▶ **Problem to work on**: From the data that follows, copy every line holding the string "Average".

(Stored dataset items)
---

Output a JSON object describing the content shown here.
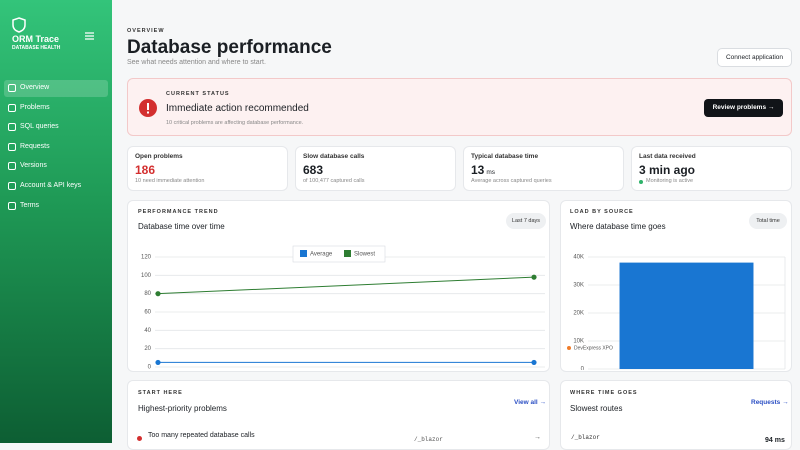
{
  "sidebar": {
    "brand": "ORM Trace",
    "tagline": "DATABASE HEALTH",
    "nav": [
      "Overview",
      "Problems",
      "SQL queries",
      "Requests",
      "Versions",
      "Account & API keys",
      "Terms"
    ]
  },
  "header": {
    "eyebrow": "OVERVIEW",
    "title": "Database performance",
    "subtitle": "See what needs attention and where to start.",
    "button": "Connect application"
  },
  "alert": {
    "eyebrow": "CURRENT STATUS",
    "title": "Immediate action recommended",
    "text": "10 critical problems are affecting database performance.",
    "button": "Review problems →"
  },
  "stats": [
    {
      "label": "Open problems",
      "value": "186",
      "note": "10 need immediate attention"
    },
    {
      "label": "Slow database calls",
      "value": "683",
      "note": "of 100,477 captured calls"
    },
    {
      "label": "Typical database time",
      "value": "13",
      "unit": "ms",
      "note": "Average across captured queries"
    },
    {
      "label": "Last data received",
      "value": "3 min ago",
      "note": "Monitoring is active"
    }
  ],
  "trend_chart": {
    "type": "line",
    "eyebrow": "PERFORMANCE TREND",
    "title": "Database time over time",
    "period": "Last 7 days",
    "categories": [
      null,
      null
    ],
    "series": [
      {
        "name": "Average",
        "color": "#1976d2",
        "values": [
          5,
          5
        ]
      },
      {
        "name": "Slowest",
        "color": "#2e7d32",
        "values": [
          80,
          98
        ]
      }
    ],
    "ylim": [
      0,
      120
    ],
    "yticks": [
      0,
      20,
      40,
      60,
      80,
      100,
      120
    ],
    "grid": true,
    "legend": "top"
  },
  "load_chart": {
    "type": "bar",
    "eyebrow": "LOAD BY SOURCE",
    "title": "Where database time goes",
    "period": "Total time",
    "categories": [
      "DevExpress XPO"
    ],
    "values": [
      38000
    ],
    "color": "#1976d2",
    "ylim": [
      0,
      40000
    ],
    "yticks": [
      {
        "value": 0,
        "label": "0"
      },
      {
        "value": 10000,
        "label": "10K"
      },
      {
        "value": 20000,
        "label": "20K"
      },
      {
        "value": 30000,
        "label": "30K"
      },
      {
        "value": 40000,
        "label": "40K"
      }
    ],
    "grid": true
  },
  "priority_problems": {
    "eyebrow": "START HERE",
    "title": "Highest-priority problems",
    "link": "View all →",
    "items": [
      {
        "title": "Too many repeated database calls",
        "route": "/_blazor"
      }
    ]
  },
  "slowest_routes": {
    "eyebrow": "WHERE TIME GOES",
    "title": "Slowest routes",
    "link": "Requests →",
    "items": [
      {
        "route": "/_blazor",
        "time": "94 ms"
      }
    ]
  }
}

---

▶ **Answer in full**:
      "note": "Average across captured queries"
        "name": "Average",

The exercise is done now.